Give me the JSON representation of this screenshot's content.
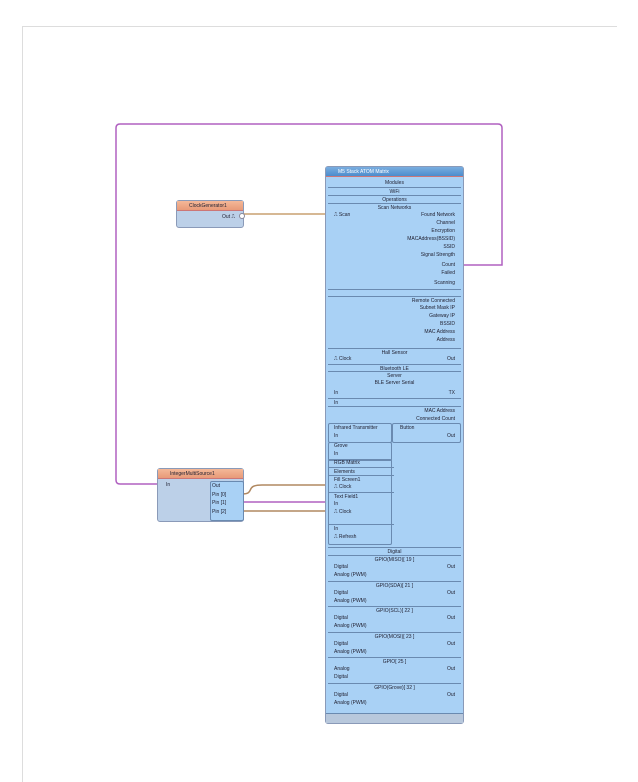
{
  "colors": {
    "wire_clock": "#c8a070",
    "wire_int": "#b060c0",
    "component": "#a9d1f5",
    "header_orange": "#e89a78"
  },
  "clock_gen": {
    "title": "ClockGenerator1",
    "out": "Out"
  },
  "int_source": {
    "title": "IntegerMultiSource1",
    "in": "In",
    "out": "Out",
    "pins": [
      "Pin [0]",
      "Pin [1]",
      "Pin [2]"
    ]
  },
  "main": {
    "title": "M5 Stack ATOM Matrix",
    "top": [
      "Modules",
      "WiFi",
      "Operations",
      "Scan Networks"
    ],
    "scan_in": "Scan",
    "scan_outs": [
      "Found Network",
      "Channel",
      "Encryption",
      "MACAddress(BSSID)",
      "SSID",
      "Signal Strength",
      "Count",
      "Failed",
      "Scanning"
    ],
    "wifi_outs": [
      "Remote Connected",
      "Subnet Mask IP",
      "Gateway IP",
      "BSSID",
      "MAC Address",
      "Address"
    ],
    "hall": {
      "title": "Hall Sensor",
      "clock": "Clock",
      "out": "Out"
    },
    "ble": {
      "title": "Bluetooth LE",
      "server": "Server",
      "serial": "BLE Server Serial",
      "in1": "In",
      "tx": "TX",
      "in2": "In",
      "mac": "MAC Address",
      "count": "Connected Count"
    },
    "ir": {
      "title": "Infrared Transmitter",
      "in": "In"
    },
    "button": {
      "title": "Button",
      "out": "Out"
    },
    "grove": {
      "title": "Grove",
      "in": "In"
    },
    "rgb": {
      "title": "RGB Matrix",
      "elements": "Elements",
      "fill": "Fill Screen1",
      "fill_clock": "Clock",
      "text": "Text Field1",
      "text_in": "In",
      "text_clock": "Clock",
      "in": "In",
      "refresh": "Refresh"
    },
    "digital": "Digital",
    "gpio": [
      {
        "title": "GPIO(MISO)[ 19 ]",
        "a": "Digital",
        "b": "Analog (PWM)",
        "out": "Out"
      },
      {
        "title": "GPIO(SDA)[ 21 ]",
        "a": "Digital",
        "b": "Analog (PWM)",
        "out": "Out"
      },
      {
        "title": "GPIO(SCL)[ 22 ]",
        "a": "Digital",
        "b": "Analog (PWM)",
        "out": "Out"
      },
      {
        "title": "GPIO(MOSI)[ 23 ]",
        "a": "Digital",
        "b": "Analog (PWM)",
        "out": "Out"
      },
      {
        "title": "GPIO[ 25 ]",
        "a": "Analog",
        "b": "Digital",
        "out": "Out"
      },
      {
        "title": "GPIO(Grove)[ 32 ]",
        "a": "Digital",
        "b": "Analog (PWM)",
        "out": "Out"
      }
    ]
  }
}
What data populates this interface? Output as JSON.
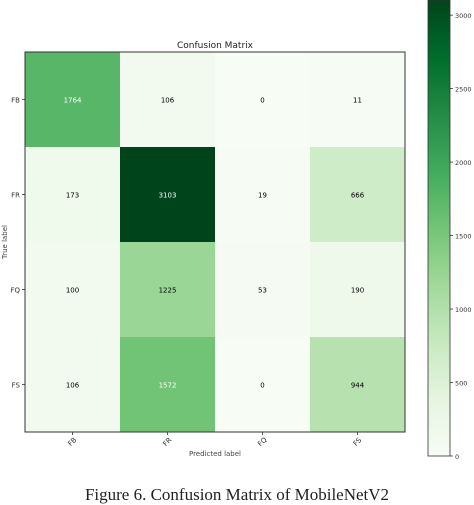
{
  "chart_data": {
    "type": "heatmap",
    "title": "Confusion Matrix",
    "xlabel": "Predicted label",
    "ylabel": "True label",
    "row_labels": [
      "FB",
      "FR",
      "FQ",
      "FS"
    ],
    "col_labels": [
      "FB",
      "FR",
      "FQ",
      "FS"
    ],
    "values": [
      [
        1764,
        106,
        0,
        11
      ],
      [
        173,
        3103,
        19,
        666
      ],
      [
        100,
        1225,
        53,
        190
      ],
      [
        106,
        1572,
        0,
        944
      ]
    ],
    "value_labels": [
      [
        "1764",
        "106",
        "0",
        "11"
      ],
      [
        "173",
        "3103",
        "19",
        "666"
      ],
      [
        "100",
        "1225",
        "53",
        "190"
      ],
      [
        "106",
        "1572",
        "0",
        "944"
      ]
    ],
    "colormap": "Greens",
    "color_range": [
      0,
      3103
    ],
    "colorbar_ticks": [
      0,
      500,
      1000,
      1500,
      2000,
      2500,
      3000
    ],
    "colorbar_tick_labels": [
      "0",
      "500",
      "1000",
      "1500",
      "2000",
      "2500",
      "3000"
    ]
  },
  "caption": "Figure 6. Confusion Matrix of MobileNetV2",
  "colors": {
    "low": "#f7fcf5",
    "high": "#00441b",
    "light_text": "#ffffff",
    "dark_text": "#000000"
  }
}
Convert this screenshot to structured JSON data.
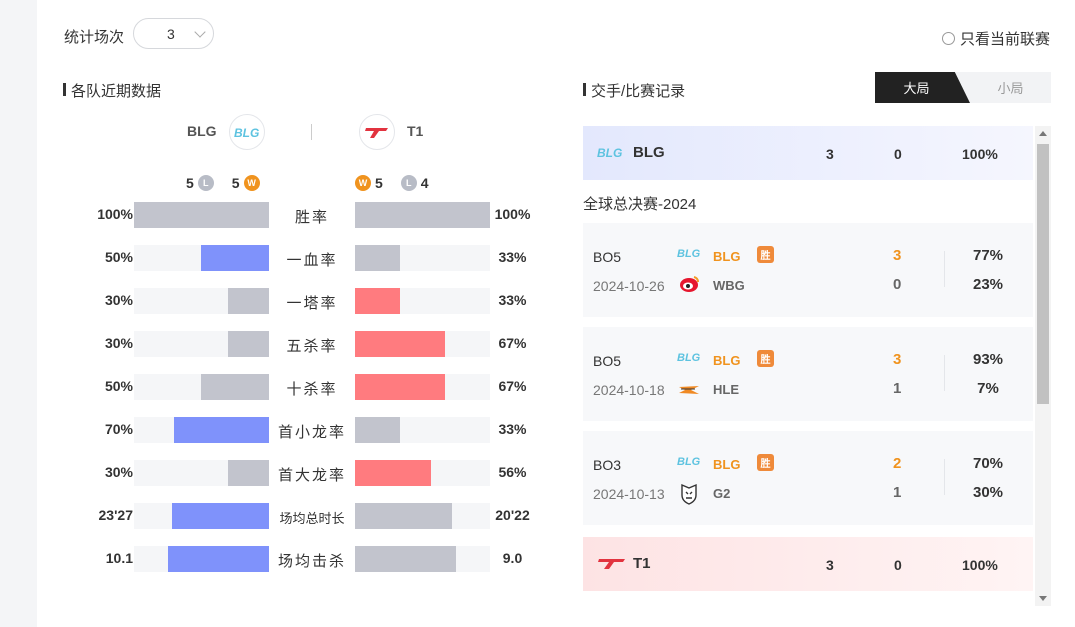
{
  "filters": {
    "count_label": "统计场次",
    "count_value": "3",
    "only_current_label": "只看当前联赛"
  },
  "left": {
    "title": "各队近期数据",
    "team_a": {
      "name": "BLG",
      "losses": "5",
      "wins": "5"
    },
    "team_b": {
      "name": "T1",
      "wins": "5",
      "losses": "4"
    },
    "rows": [
      {
        "label": "胜率",
        "left": "100%",
        "right": "100%",
        "left_frac": 1.0,
        "right_frac": 1.0,
        "left_color": "#c2c4cd",
        "right_color": "#c2c4cd"
      },
      {
        "label": "一血率",
        "left": "50%",
        "right": "33%",
        "left_frac": 0.5,
        "right_frac": 0.33,
        "left_color": "#7f92fb",
        "right_color": "#c2c4cd"
      },
      {
        "label": "一塔率",
        "left": "30%",
        "right": "33%",
        "left_frac": 0.3,
        "right_frac": 0.33,
        "left_color": "#c2c4cd",
        "right_color": "#ff7b7f"
      },
      {
        "label": "五杀率",
        "left": "30%",
        "right": "67%",
        "left_frac": 0.3,
        "right_frac": 0.67,
        "left_color": "#c2c4cd",
        "right_color": "#ff7b7f"
      },
      {
        "label": "十杀率",
        "left": "50%",
        "right": "67%",
        "left_frac": 0.5,
        "right_frac": 0.67,
        "left_color": "#c2c4cd",
        "right_color": "#ff7b7f"
      },
      {
        "label": "首小龙率",
        "left": "70%",
        "right": "33%",
        "left_frac": 0.7,
        "right_frac": 0.33,
        "left_color": "#7f92fb",
        "right_color": "#c2c4cd"
      },
      {
        "label": "首大龙率",
        "left": "30%",
        "right": "56%",
        "left_frac": 0.3,
        "right_frac": 0.56,
        "left_color": "#c2c4cd",
        "right_color": "#ff7b7f"
      },
      {
        "label": "场均总时长",
        "left": "23'27",
        "right": "20'22",
        "left_frac": 0.72,
        "right_frac": 0.72,
        "left_color": "#7f92fb",
        "right_color": "#c2c4cd"
      },
      {
        "label": "场均击杀",
        "left": "10.1",
        "right": "9.0",
        "left_frac": 0.75,
        "right_frac": 0.75,
        "left_color": "#7f92fb",
        "right_color": "#c2c4cd"
      }
    ]
  },
  "right": {
    "title": "交手/比赛记录",
    "tab_big": "大局",
    "tab_small": "小局",
    "blg_band": {
      "name": "BLG",
      "wins": "3",
      "losses": "0",
      "pct": "100%"
    },
    "event_title": "全球总决赛-2024",
    "matches": [
      {
        "bo": "BO5",
        "date": "2024-10-26",
        "team1": "BLG",
        "team2": "WBG",
        "win_tag": "胜",
        "score1": "3",
        "score2": "0",
        "pct1": "77%",
        "pct2": "23%"
      },
      {
        "bo": "BO5",
        "date": "2024-10-18",
        "team1": "BLG",
        "team2": "HLE",
        "win_tag": "胜",
        "score1": "3",
        "score2": "1",
        "pct1": "93%",
        "pct2": "7%"
      },
      {
        "bo": "BO3",
        "date": "2024-10-13",
        "team1": "BLG",
        "team2": "G2",
        "win_tag": "胜",
        "score1": "2",
        "score2": "1",
        "pct1": "70%",
        "pct2": "30%"
      }
    ],
    "t1_band": {
      "name": "T1",
      "wins": "3",
      "losses": "0",
      "pct": "100%"
    }
  },
  "badges": {
    "w": "W",
    "l": "L",
    "p": "%"
  },
  "icons": {
    "blg_logo": "blg-logo-icon",
    "t1_logo": "t1-logo-icon",
    "wbg_logo": "wbg-logo-icon",
    "hle_logo": "hle-logo-icon",
    "g2_logo": "g2-logo-icon"
  }
}
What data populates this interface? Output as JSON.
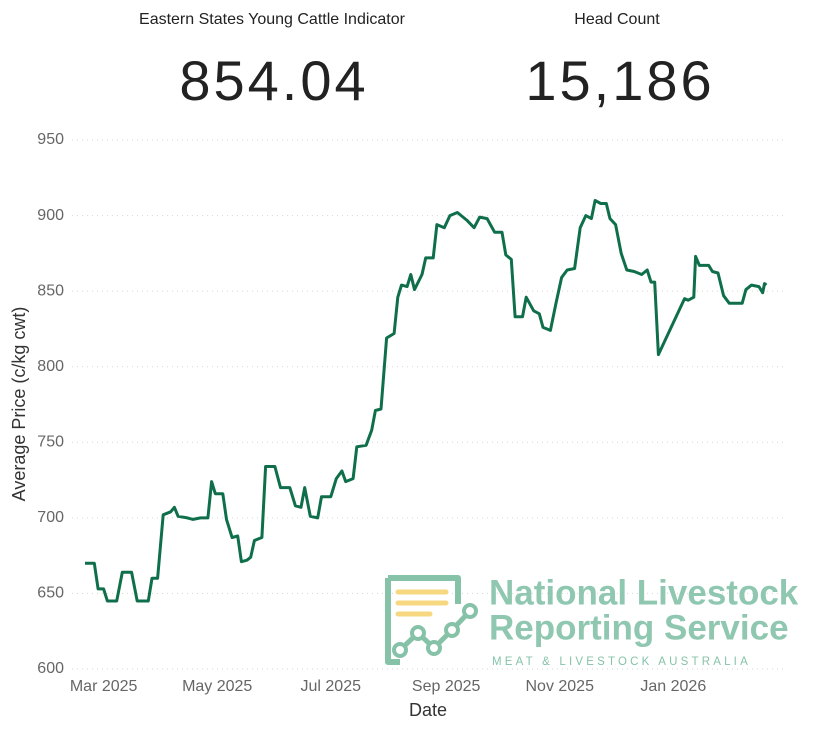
{
  "kpis": [
    {
      "label": "Eastern States Young Cattle Indicator",
      "value": "854.04"
    },
    {
      "label": "Head Count",
      "value": "15,186"
    }
  ],
  "logo": {
    "line1": "National Livestock",
    "line2": "Reporting Service",
    "tagline": "MEAT & LIVESTOCK AUSTRALIA"
  },
  "chart_data": {
    "type": "line",
    "x_label": "Date",
    "y_label": "Average Price (c/kg cwt)",
    "color": "#0f6f4a",
    "grid": true,
    "xlim": [
      "2025-02-12",
      "2026-03-02"
    ],
    "xticks": [
      {
        "value": "2025-03-01",
        "label": "Mar 2025"
      },
      {
        "value": "2025-05-01",
        "label": "May 2025"
      },
      {
        "value": "2025-07-01",
        "label": "Jul 2025"
      },
      {
        "value": "2025-09-01",
        "label": "Sep 2025"
      },
      {
        "value": "2025-11-01",
        "label": "Nov 2025"
      },
      {
        "value": "2026-01-01",
        "label": "Jan 2026"
      }
    ],
    "ylim": [
      600,
      950
    ],
    "yticks": [
      600,
      650,
      700,
      750,
      800,
      850,
      900,
      950
    ],
    "x": [
      "2025-02-19",
      "2025-02-24",
      "2025-02-26",
      "2025-03-01",
      "2025-03-03",
      "2025-03-08",
      "2025-03-11",
      "2025-03-16",
      "2025-03-19",
      "2025-03-25",
      "2025-03-27",
      "2025-03-30",
      "2025-04-02",
      "2025-04-06",
      "2025-04-08",
      "2025-04-10",
      "2025-04-15",
      "2025-04-18",
      "2025-04-22",
      "2025-04-26",
      "2025-04-28",
      "2025-04-30",
      "2025-05-04",
      "2025-05-06",
      "2025-05-09",
      "2025-05-12",
      "2025-05-14",
      "2025-05-17",
      "2025-05-19",
      "2025-05-21",
      "2025-05-25",
      "2025-05-27",
      "2025-06-01",
      "2025-06-04",
      "2025-06-09",
      "2025-06-12",
      "2025-06-15",
      "2025-06-17",
      "2025-06-20",
      "2025-06-24",
      "2025-06-26",
      "2025-07-01",
      "2025-07-04",
      "2025-07-07",
      "2025-07-09",
      "2025-07-13",
      "2025-07-15",
      "2025-07-20",
      "2025-07-23",
      "2025-07-25",
      "2025-07-28",
      "2025-07-31",
      "2025-08-04",
      "2025-08-06",
      "2025-08-08",
      "2025-08-11",
      "2025-08-13",
      "2025-08-15",
      "2025-08-19",
      "2025-08-21",
      "2025-08-25",
      "2025-08-27",
      "2025-08-31",
      "2025-09-03",
      "2025-09-07",
      "2025-09-12",
      "2025-09-16",
      "2025-09-19",
      "2025-09-23",
      "2025-09-27",
      "2025-10-01",
      "2025-10-03",
      "2025-10-06",
      "2025-10-08",
      "2025-10-12",
      "2025-10-14",
      "2025-10-18",
      "2025-10-21",
      "2025-10-23",
      "2025-10-27",
      "2025-10-30",
      "2025-11-02",
      "2025-11-05",
      "2025-11-09",
      "2025-11-12",
      "2025-11-15",
      "2025-11-18",
      "2025-11-20",
      "2025-11-23",
      "2025-11-26",
      "2025-11-28",
      "2025-12-01",
      "2025-12-04",
      "2025-12-07",
      "2025-12-11",
      "2025-12-15",
      "2025-12-18",
      "2025-12-20",
      "2025-12-22",
      "2025-12-24",
      "2026-01-07",
      "2026-01-09",
      "2026-01-12",
      "2026-01-13",
      "2026-01-15",
      "2026-01-20",
      "2026-01-22",
      "2026-01-25",
      "2026-01-28",
      "2026-01-31",
      "2026-02-04",
      "2026-02-07",
      "2026-02-09",
      "2026-02-12",
      "2026-02-16",
      "2026-02-18",
      "2026-02-19",
      "2026-02-20"
    ],
    "values": [
      670,
      670,
      653,
      653,
      645,
      645,
      664,
      664,
      645,
      645,
      660,
      660,
      702,
      704,
      707,
      701,
      700,
      699,
      700,
      700,
      724,
      716,
      716,
      699,
      687,
      688,
      671,
      672,
      674,
      685,
      687,
      734,
      734,
      720,
      720,
      708,
      707,
      720,
      701,
      700,
      714,
      714,
      726,
      731,
      724,
      726,
      747,
      748,
      758,
      771,
      772,
      819,
      822,
      846,
      854,
      853,
      861,
      851,
      861,
      872,
      872,
      894,
      892,
      900,
      902,
      897,
      892,
      899,
      898,
      889,
      889,
      874,
      871,
      833,
      833,
      846,
      837,
      835,
      826,
      824,
      842,
      859,
      864,
      865,
      892,
      900,
      898,
      910,
      908,
      908,
      898,
      894,
      875,
      864,
      863,
      861,
      864,
      856,
      856,
      808,
      845,
      844,
      846,
      873,
      867,
      867,
      863,
      862,
      847,
      842,
      842,
      842,
      851,
      854,
      853,
      849,
      855,
      854
    ]
  }
}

=-=-=

◆ Written exercise: Look through the entries above and list every line containing "Matrix".

◆ Result of the task:
    "title": "M5 Stack ATOM Matrix",
      "title": "RGB Matrix",
    "title": "Confusion Matrix",
  "caption": "Figure 6. Confusion Matrix of MobileNetV2",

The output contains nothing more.